[Your instructions] Tally the lines holding the word "processes" and state the count by itself.

━━ Task inputs ━━

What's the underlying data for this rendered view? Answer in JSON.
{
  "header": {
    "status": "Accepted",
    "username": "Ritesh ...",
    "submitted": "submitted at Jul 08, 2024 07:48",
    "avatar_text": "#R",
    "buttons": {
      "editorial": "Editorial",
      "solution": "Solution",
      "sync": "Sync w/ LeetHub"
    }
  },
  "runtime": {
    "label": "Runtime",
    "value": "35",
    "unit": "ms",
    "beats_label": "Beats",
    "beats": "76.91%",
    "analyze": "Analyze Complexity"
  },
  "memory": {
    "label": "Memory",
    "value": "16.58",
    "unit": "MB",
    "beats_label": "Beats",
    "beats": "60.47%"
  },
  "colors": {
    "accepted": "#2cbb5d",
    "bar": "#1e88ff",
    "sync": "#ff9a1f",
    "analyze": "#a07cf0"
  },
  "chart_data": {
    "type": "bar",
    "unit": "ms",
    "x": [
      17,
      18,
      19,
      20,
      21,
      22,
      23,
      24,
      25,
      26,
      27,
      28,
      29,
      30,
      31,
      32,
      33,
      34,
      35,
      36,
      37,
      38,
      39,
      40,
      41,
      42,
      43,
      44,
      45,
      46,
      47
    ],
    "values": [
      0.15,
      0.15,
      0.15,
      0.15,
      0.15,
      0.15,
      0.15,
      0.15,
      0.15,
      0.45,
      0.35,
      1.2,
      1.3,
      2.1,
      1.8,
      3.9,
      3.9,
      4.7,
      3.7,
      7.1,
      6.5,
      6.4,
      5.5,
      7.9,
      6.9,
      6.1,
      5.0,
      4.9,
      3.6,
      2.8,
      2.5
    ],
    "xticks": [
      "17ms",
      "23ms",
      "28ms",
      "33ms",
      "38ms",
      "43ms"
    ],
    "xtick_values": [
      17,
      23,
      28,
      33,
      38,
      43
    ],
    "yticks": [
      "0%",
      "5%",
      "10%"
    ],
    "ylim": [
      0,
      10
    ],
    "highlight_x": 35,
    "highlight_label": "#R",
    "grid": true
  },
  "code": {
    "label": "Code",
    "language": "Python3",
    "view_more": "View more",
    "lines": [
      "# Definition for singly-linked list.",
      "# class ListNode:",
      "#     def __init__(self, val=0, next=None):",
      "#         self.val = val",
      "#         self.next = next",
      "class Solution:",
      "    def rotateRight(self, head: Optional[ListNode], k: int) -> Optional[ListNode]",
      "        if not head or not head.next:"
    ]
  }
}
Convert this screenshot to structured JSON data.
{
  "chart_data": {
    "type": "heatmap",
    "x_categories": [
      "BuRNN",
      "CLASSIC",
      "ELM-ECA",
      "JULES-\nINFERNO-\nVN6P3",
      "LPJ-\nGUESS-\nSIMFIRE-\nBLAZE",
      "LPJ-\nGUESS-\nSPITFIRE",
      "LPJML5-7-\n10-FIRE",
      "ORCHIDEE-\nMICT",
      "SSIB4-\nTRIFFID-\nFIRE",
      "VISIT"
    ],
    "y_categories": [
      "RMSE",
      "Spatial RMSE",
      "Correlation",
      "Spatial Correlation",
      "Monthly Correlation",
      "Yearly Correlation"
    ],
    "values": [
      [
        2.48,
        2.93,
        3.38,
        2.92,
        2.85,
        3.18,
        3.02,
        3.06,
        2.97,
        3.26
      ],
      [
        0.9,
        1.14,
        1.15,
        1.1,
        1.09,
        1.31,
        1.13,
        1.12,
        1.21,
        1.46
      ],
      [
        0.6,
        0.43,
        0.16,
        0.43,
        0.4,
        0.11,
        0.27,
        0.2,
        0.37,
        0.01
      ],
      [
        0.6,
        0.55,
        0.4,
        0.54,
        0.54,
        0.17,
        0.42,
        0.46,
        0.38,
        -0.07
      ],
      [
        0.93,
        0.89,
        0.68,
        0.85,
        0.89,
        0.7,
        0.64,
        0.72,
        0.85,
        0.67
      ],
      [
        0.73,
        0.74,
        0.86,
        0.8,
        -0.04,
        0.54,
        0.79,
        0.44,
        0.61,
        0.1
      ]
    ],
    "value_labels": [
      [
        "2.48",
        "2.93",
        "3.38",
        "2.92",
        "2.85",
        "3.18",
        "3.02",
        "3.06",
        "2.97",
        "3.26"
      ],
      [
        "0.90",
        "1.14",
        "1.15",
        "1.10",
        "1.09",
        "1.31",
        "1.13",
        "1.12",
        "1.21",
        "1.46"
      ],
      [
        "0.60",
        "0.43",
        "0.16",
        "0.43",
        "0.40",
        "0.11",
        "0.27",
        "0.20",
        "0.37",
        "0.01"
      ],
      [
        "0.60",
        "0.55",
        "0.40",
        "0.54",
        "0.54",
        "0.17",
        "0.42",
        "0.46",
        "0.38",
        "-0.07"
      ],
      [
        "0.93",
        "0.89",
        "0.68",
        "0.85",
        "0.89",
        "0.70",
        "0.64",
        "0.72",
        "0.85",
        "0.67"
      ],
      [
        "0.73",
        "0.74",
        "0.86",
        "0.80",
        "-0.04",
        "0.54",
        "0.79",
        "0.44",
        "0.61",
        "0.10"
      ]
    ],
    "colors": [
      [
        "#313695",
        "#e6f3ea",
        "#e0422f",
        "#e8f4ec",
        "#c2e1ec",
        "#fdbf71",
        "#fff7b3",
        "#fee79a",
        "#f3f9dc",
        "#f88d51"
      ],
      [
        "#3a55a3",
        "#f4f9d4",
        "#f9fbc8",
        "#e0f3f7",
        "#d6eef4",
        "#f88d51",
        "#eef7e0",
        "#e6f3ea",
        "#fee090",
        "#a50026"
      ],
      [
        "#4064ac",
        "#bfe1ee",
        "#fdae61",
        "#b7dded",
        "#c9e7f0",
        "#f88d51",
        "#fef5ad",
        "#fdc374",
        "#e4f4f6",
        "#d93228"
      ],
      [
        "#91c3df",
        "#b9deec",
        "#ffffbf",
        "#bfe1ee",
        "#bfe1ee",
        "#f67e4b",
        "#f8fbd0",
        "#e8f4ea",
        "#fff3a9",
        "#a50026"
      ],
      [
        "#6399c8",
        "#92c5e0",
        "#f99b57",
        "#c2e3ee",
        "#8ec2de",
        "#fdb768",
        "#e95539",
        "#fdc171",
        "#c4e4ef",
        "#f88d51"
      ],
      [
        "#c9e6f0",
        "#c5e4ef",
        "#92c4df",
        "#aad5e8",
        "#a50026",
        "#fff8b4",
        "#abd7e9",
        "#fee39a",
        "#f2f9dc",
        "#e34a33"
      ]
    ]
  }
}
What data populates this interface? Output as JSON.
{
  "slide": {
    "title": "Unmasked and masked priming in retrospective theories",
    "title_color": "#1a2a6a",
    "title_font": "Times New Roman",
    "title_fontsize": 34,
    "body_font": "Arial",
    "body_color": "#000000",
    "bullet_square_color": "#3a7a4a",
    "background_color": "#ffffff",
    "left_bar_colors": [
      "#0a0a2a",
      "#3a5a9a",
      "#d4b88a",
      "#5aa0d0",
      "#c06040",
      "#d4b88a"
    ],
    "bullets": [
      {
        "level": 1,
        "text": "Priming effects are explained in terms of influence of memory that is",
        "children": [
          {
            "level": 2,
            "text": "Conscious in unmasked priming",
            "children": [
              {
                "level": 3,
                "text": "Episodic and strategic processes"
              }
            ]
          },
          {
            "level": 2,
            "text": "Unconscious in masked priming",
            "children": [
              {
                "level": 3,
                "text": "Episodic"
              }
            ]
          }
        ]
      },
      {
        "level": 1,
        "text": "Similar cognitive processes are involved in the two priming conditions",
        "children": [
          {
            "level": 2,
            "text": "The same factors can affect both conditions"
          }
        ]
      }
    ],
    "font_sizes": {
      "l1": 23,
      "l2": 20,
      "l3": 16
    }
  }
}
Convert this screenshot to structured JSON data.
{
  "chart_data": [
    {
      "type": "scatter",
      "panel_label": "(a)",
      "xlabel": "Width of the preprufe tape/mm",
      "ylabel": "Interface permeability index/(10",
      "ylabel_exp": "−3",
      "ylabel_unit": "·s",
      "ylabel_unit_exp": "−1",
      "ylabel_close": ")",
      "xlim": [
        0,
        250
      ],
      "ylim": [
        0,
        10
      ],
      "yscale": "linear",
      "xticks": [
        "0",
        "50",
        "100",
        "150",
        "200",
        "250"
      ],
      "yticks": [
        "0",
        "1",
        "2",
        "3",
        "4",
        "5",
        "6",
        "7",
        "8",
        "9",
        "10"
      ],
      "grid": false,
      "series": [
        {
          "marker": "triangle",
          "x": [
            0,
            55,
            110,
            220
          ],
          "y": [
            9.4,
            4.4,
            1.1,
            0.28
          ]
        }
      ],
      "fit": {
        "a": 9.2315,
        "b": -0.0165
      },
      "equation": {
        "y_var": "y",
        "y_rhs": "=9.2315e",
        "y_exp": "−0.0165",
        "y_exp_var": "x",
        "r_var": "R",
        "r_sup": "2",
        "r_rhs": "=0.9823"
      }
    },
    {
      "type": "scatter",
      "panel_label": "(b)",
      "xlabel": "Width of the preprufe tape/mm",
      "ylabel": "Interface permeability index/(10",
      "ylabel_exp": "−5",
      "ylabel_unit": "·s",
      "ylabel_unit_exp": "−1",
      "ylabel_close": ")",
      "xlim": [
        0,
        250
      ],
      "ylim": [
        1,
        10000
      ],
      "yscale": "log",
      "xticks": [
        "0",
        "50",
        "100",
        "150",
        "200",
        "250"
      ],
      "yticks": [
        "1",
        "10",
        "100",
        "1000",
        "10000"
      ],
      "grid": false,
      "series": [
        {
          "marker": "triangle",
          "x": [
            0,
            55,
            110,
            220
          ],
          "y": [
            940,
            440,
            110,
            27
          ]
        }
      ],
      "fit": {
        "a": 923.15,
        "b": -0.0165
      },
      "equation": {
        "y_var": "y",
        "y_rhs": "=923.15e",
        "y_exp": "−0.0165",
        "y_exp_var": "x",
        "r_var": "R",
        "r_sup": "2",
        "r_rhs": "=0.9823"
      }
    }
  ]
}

━━━

[Exercise answer] 2